Stored dataset items
::::::::::
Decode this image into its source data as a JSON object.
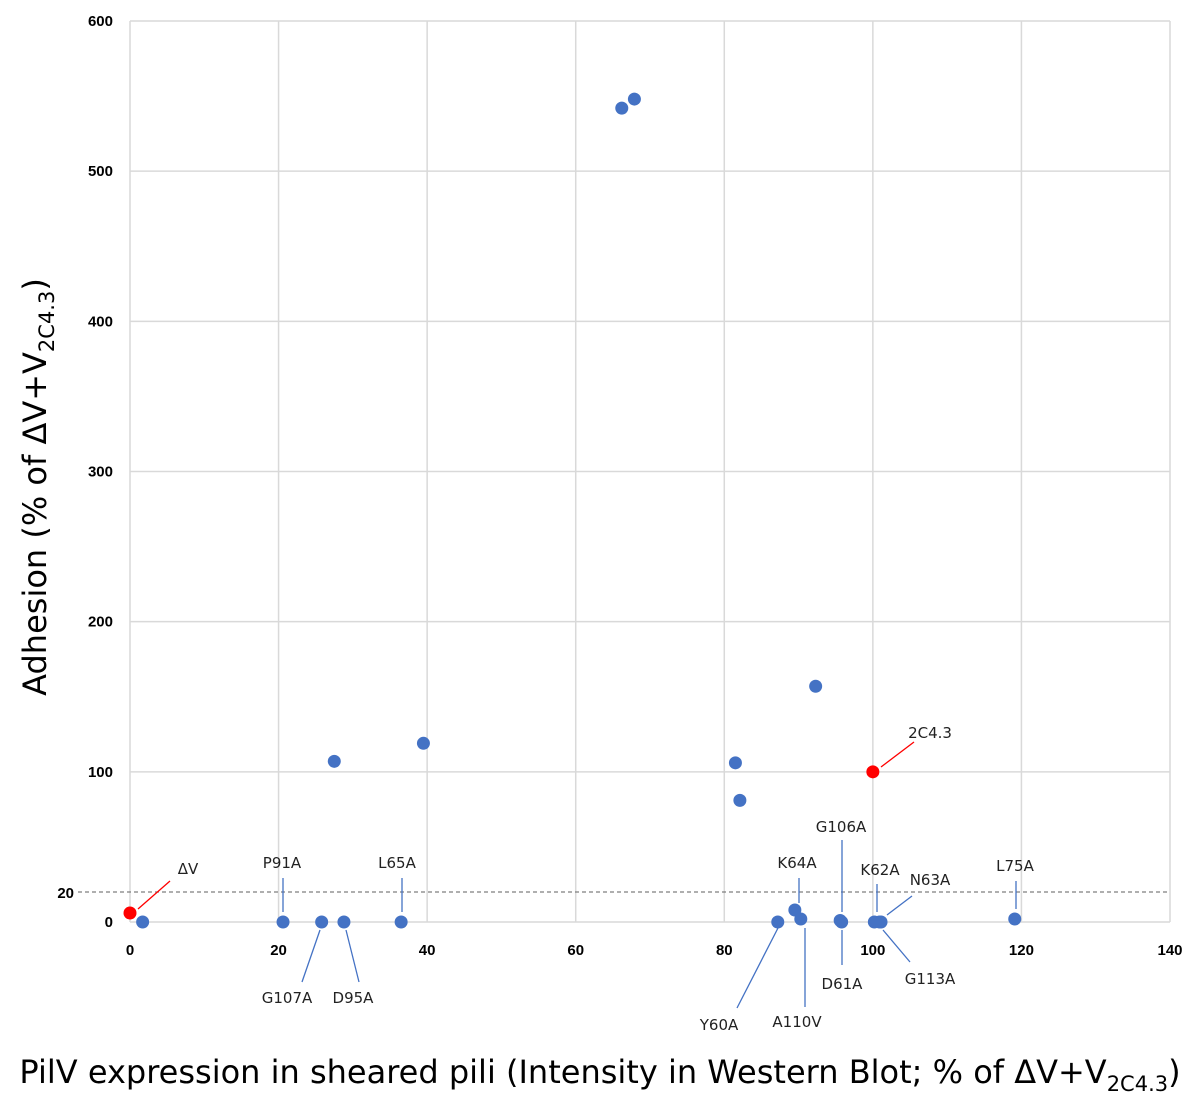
{
  "chart_data": {
    "type": "scatter",
    "title": "",
    "xlabel": {
      "main": "PilV expression in sheared pili (Intensity in Western Blot; % of ΔV+V",
      "sub": "2C4.3",
      "close": ")"
    },
    "ylabel": {
      "main": "Adhesion (% of ΔV+V",
      "sub": "2C4.3",
      "close": ")"
    },
    "xlim": [
      0,
      140
    ],
    "ylim": [
      0,
      600
    ],
    "x_ticks": [
      0,
      20,
      40,
      60,
      80,
      100,
      120,
      140
    ],
    "y_ticks": [
      0,
      100,
      200,
      300,
      400,
      500,
      600
    ],
    "extra_y_tick": 20,
    "reference_line_y": 20,
    "grid": true,
    "colors": {
      "mutant": "#4472C4",
      "control": "#FF0000",
      "grid": "#d9d9d9",
      "reference": "#7f7f7f"
    },
    "points": [
      {
        "x": 0,
        "y": 6,
        "label": "ΔV",
        "control": true
      },
      {
        "x": 100,
        "y": 100,
        "label": "2C4.3",
        "control": true
      },
      {
        "x": 1.7,
        "y": 0,
        "label": ""
      },
      {
        "x": 20.6,
        "y": 0,
        "label": "P91A"
      },
      {
        "x": 25.8,
        "y": 0,
        "label": "G107A"
      },
      {
        "x": 28.8,
        "y": 0,
        "label": "D95A"
      },
      {
        "x": 36.5,
        "y": 0,
        "label": "L65A"
      },
      {
        "x": 27.5,
        "y": 107,
        "label": ""
      },
      {
        "x": 39.5,
        "y": 119,
        "label": ""
      },
      {
        "x": 66.2,
        "y": 542,
        "label": ""
      },
      {
        "x": 67.9,
        "y": 548,
        "label": ""
      },
      {
        "x": 81.5,
        "y": 106,
        "label": ""
      },
      {
        "x": 82.1,
        "y": 81,
        "label": ""
      },
      {
        "x": 92.3,
        "y": 157,
        "label": ""
      },
      {
        "x": 87.2,
        "y": 0,
        "label": "Y60A"
      },
      {
        "x": 89.5,
        "y": 8,
        "label": "K64A"
      },
      {
        "x": 90.3,
        "y": 2,
        "label": "A110V"
      },
      {
        "x": 95.6,
        "y": 1,
        "label": "G106A"
      },
      {
        "x": 95.8,
        "y": 0,
        "label": "D61A"
      },
      {
        "x": 100.2,
        "y": 0,
        "label": "K62A"
      },
      {
        "x": 100.9,
        "y": 0,
        "label": "G113A"
      },
      {
        "x": 101.1,
        "y": 0,
        "label": "N63A"
      },
      {
        "x": 119.1,
        "y": 2,
        "label": "L75A"
      }
    ]
  }
}
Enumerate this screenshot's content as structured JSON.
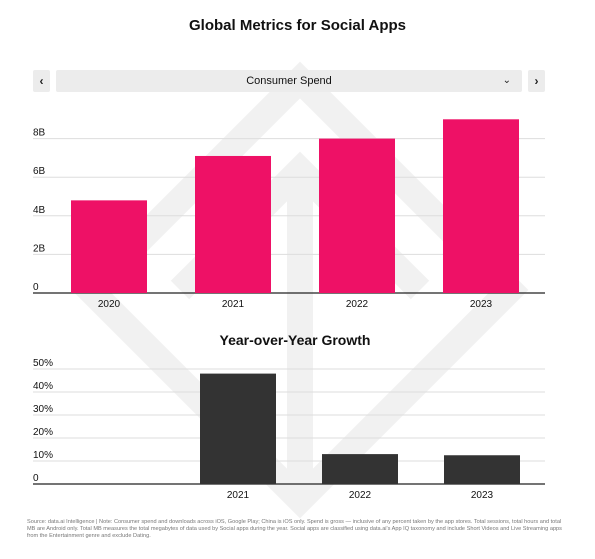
{
  "header": {
    "title": "Global Metrics for Social Apps"
  },
  "selector": {
    "prev_label": "‹",
    "next_label": "›",
    "selected_metric": "Consumer Spend",
    "caret": "⌄"
  },
  "colors": {
    "spend_bar": "#ee1166",
    "growth_bar": "#333333",
    "grid": "#dddddd"
  },
  "chart_data": [
    {
      "type": "bar",
      "title": "",
      "xlabel": "",
      "ylabel": "",
      "categories": [
        "2020",
        "2021",
        "2022",
        "2023"
      ],
      "values": [
        4.8,
        7.1,
        8.0,
        9.0
      ],
      "unit": "billions",
      "ylim": [
        0,
        10
      ],
      "y_ticks": [
        {
          "value": 0,
          "label": "0"
        },
        {
          "value": 2,
          "label": "2B"
        },
        {
          "value": 4,
          "label": "4B"
        },
        {
          "value": 6,
          "label": "6B"
        },
        {
          "value": 8,
          "label": "8B"
        }
      ],
      "grid": true,
      "legend": "none"
    },
    {
      "type": "bar",
      "title": "Year-over-Year Growth",
      "xlabel": "",
      "ylabel": "",
      "categories": [
        "2021",
        "2022",
        "2023"
      ],
      "values": [
        48,
        13,
        12.5
      ],
      "unit": "percent",
      "ylim": [
        0,
        50
      ],
      "y_ticks": [
        {
          "value": 0,
          "label": "0"
        },
        {
          "value": 10,
          "label": "10%"
        },
        {
          "value": 20,
          "label": "20%"
        },
        {
          "value": 30,
          "label": "30%"
        },
        {
          "value": 40,
          "label": "40%"
        },
        {
          "value": 50,
          "label": "50%"
        }
      ],
      "grid": true,
      "legend": "none"
    }
  ],
  "footnote": {
    "text": "Source: data.ai Intelligence | Note: Consumer spend and downloads across iOS, Google Play; China is iOS only. Spend is gross — inclusive of any percent taken by the app stores. Total sessions, total hours and total MB are Android only. Total MB measures the total megabytes of data used by Social apps during the year. Social apps are classified using data.ai's App IQ taxonomy and include Short Videos and Live Streaming apps from the Entertainment genre and exclude Dating."
  }
}
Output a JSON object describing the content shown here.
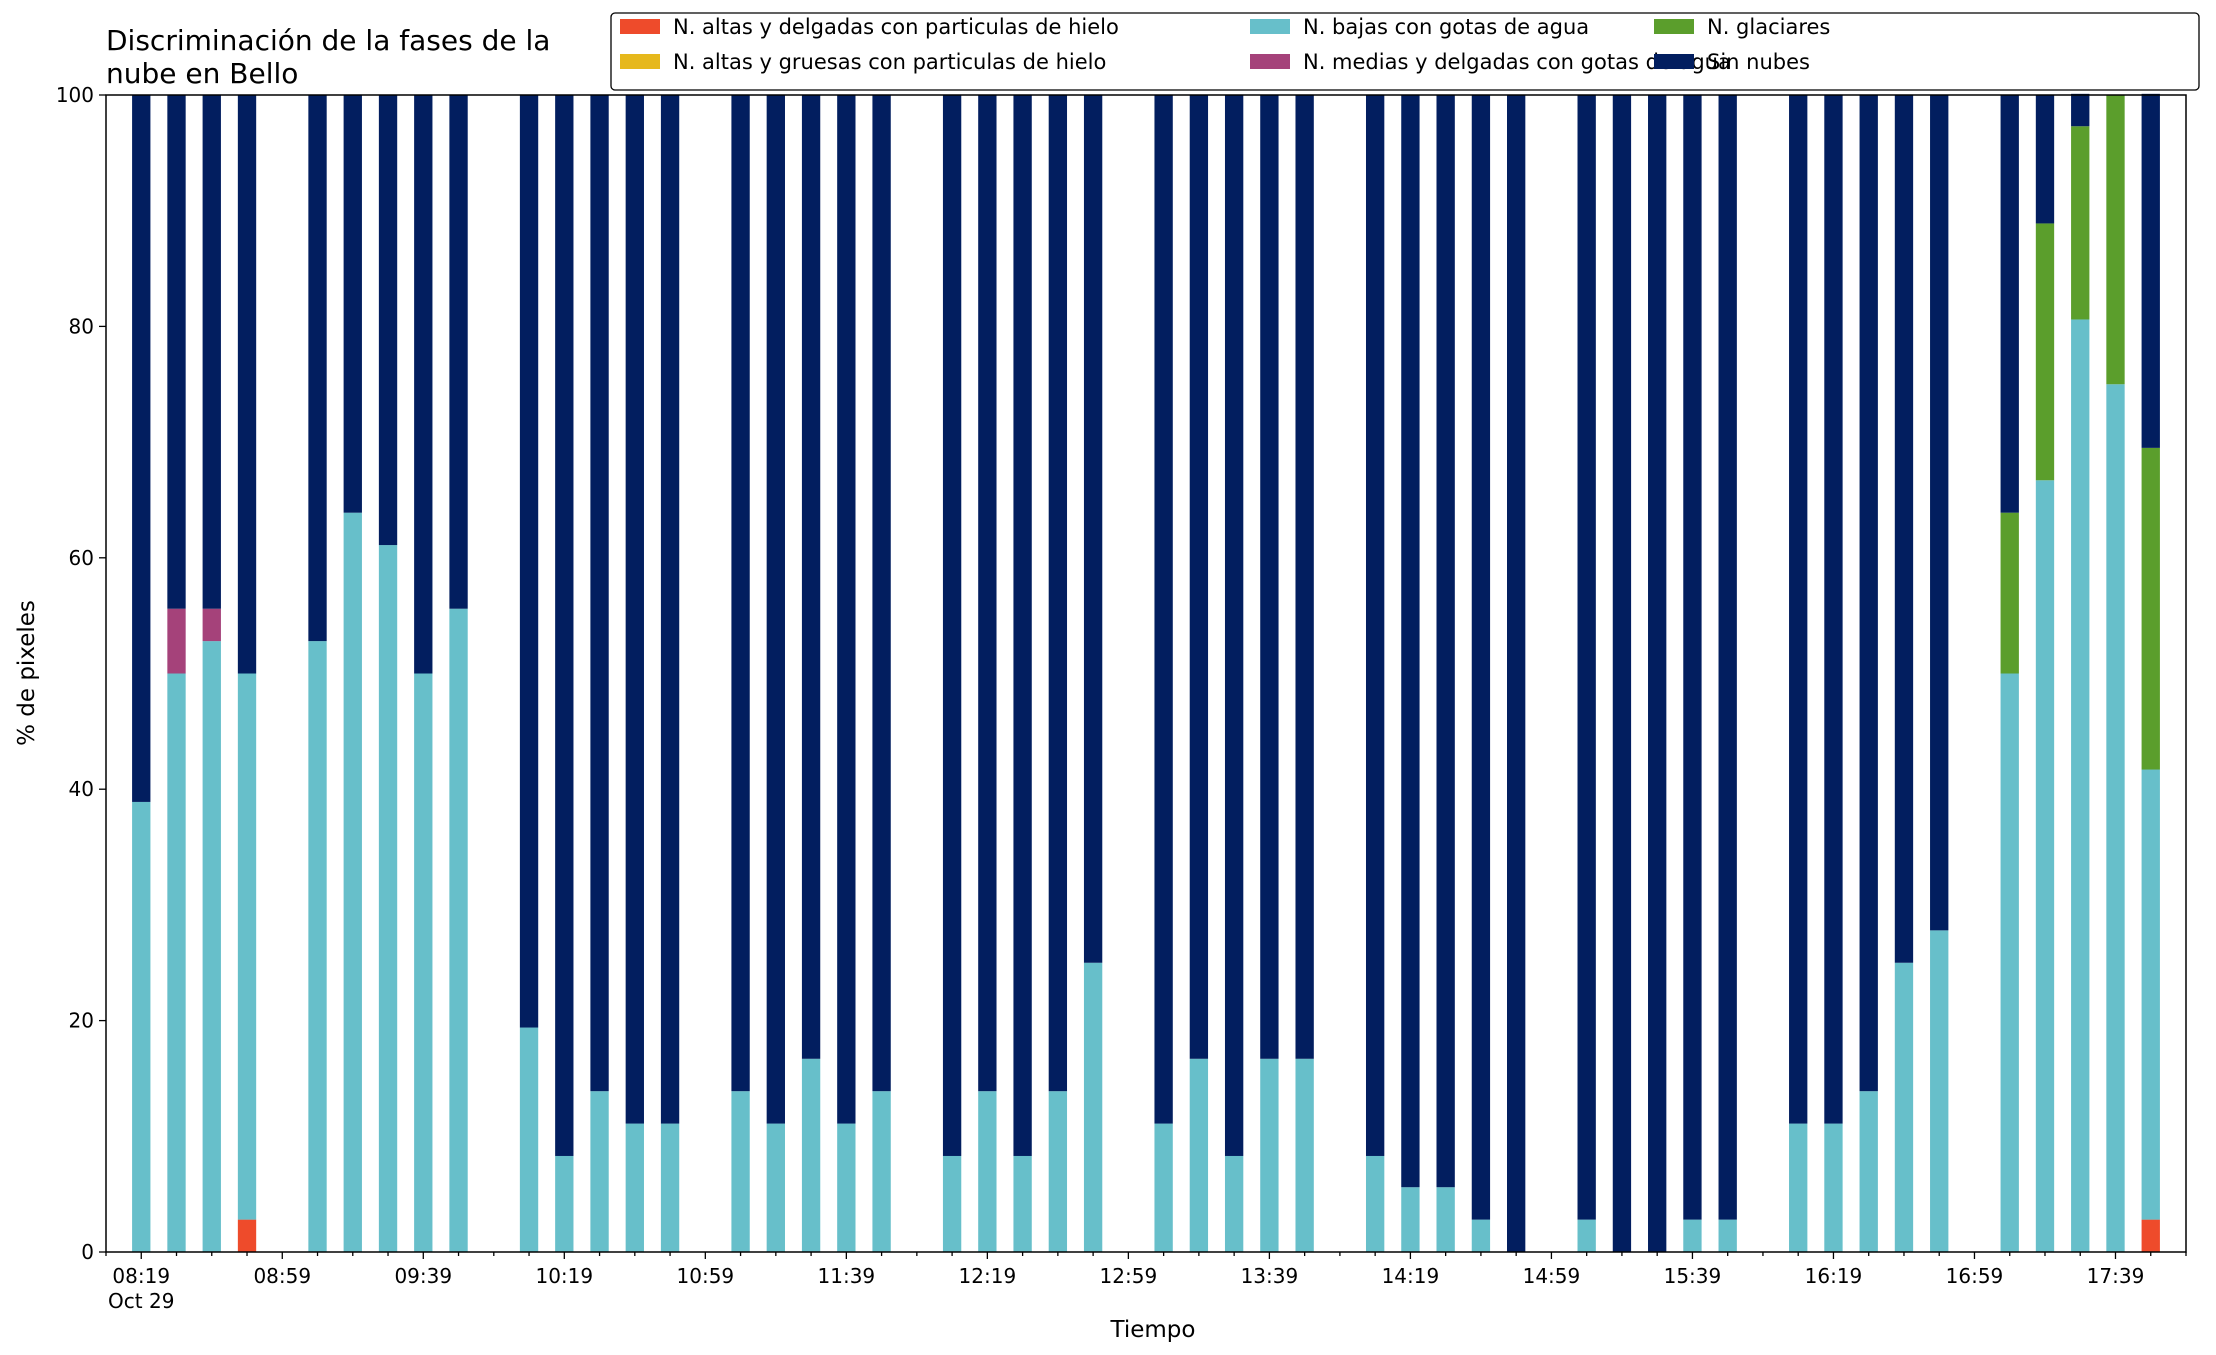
{
  "chart_data": {
    "type": "bar",
    "stacked": true,
    "title": "Discriminación de la fases de la nube en Bello",
    "title_lines": [
      "Discriminación de la fases de la",
      "nube en Bello"
    ],
    "xlabel": "Tiempo",
    "ylabel": "% de pixeles",
    "ylim": [
      0,
      100
    ],
    "yticks": [
      0,
      20,
      40,
      60,
      80,
      100
    ],
    "x_tick_labels": [
      "08:19",
      "08:59",
      "09:39",
      "10:19",
      "10:59",
      "11:39",
      "12:19",
      "12:59",
      "13:39",
      "14:19",
      "14:59",
      "15:39",
      "16:19",
      "16:59",
      "17:39"
    ],
    "x_date_label": "Oct 29",
    "grid": false,
    "legend_position": "top-right",
    "x_minutes": [
      "08:19",
      "08:29",
      "08:39",
      "08:49",
      "09:09",
      "09:19",
      "09:29",
      "09:39",
      "09:49",
      "10:09",
      "10:19",
      "10:29",
      "10:39",
      "10:49",
      "11:09",
      "11:19",
      "11:29",
      "11:39",
      "11:49",
      "12:09",
      "12:19",
      "12:29",
      "12:39",
      "12:49",
      "13:09",
      "13:19",
      "13:29",
      "13:39",
      "13:49",
      "14:09",
      "14:19",
      "14:29",
      "14:39",
      "14:49",
      "15:09",
      "15:19",
      "15:29",
      "15:39",
      "15:49",
      "16:09",
      "16:19",
      "16:29",
      "16:39",
      "16:49",
      "17:09",
      "17:19",
      "17:29",
      "17:39",
      "17:49"
    ],
    "series": [
      {
        "name": "N. altas y delgadas con particulas de hielo",
        "color": "#ee4b2b",
        "values": [
          0,
          0,
          0,
          2.8,
          0,
          0,
          0,
          0,
          0,
          0,
          0,
          0,
          0,
          0,
          0,
          0,
          0,
          0,
          0,
          0,
          0,
          0,
          0,
          0,
          0,
          0,
          0,
          0,
          0,
          0,
          0,
          0,
          0,
          0,
          0,
          0,
          0,
          0,
          0,
          0,
          0,
          0,
          0,
          0,
          0,
          0,
          0,
          0,
          2.8
        ]
      },
      {
        "name": "N. altas y gruesas con particulas de hielo",
        "color": "#e6b81c",
        "values": [
          0,
          0,
          0,
          0,
          0,
          0,
          0,
          0,
          0,
          0,
          0,
          0,
          0,
          0,
          0,
          0,
          0,
          0,
          0,
          0,
          0,
          0,
          0,
          0,
          0,
          0,
          0,
          0,
          0,
          0,
          0,
          0,
          0,
          0,
          0,
          0,
          0,
          0,
          0,
          0,
          0,
          0,
          0,
          0,
          0,
          0,
          0,
          0,
          0
        ]
      },
      {
        "name": "N. bajas con gotas de agua",
        "color": "#67bfca",
        "values": [
          38.9,
          50,
          52.8,
          47.2,
          52.8,
          63.9,
          61.1,
          50,
          55.6,
          19.4,
          8.3,
          13.9,
          11.1,
          11.1,
          13.9,
          11.1,
          16.7,
          11.1,
          13.9,
          8.3,
          13.9,
          8.3,
          13.9,
          25,
          11.1,
          16.7,
          8.3,
          16.7,
          16.7,
          8.3,
          5.6,
          5.6,
          2.8,
          0,
          2.8,
          0,
          0,
          2.8,
          2.8,
          11.1,
          11.1,
          13.9,
          25,
          27.8,
          50,
          66.7,
          80.6,
          75,
          38.9
        ]
      },
      {
        "name": "N. medias y delgadas con gotas de agua",
        "color": "#a5427a",
        "values": [
          0,
          5.6,
          2.8,
          0,
          0,
          0,
          0,
          0,
          0,
          0,
          0,
          0,
          0,
          0,
          0,
          0,
          0,
          0,
          0,
          0,
          0,
          0,
          0,
          0,
          0,
          0,
          0,
          0,
          0,
          0,
          0,
          0,
          0,
          0,
          0,
          0,
          0,
          0,
          0,
          0,
          0,
          0,
          0,
          0,
          0,
          0,
          0,
          0,
          0
        ]
      },
      {
        "name": "N. glaciares",
        "color": "#5b9e2c",
        "values": [
          0,
          0,
          0,
          0,
          0,
          0,
          0,
          0,
          0,
          0,
          0,
          0,
          0,
          0,
          0,
          0,
          0,
          0,
          0,
          0,
          0,
          0,
          0,
          0,
          0,
          0,
          0,
          0,
          0,
          0,
          0,
          0,
          0,
          0,
          0,
          0,
          0,
          0,
          0,
          0,
          0,
          0,
          0,
          0,
          13.9,
          22.2,
          16.7,
          25,
          27.8
        ]
      },
      {
        "name": "Sin nubes",
        "color": "#021e5f",
        "values": [
          61.1,
          44.4,
          44.4,
          50,
          47.2,
          36.1,
          38.9,
          50,
          44.4,
          80.6,
          91.7,
          86.1,
          88.9,
          88.9,
          86.1,
          88.9,
          83.3,
          88.9,
          86.1,
          91.7,
          86.1,
          91.7,
          86.1,
          75,
          88.9,
          83.3,
          91.7,
          83.3,
          83.3,
          91.7,
          94.4,
          94.4,
          97.2,
          100,
          97.2,
          100,
          100,
          97.2,
          97.2,
          88.9,
          88.9,
          86.1,
          75,
          72.2,
          36.1,
          11.1,
          2.8,
          0,
          30.6
        ]
      }
    ]
  }
}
::::::::::
§ **THE TASK**:
Count the lines that include the word "ylabel" and state the result as a bare number.

§ **OUTPUT OF THE EXERCISE**:
4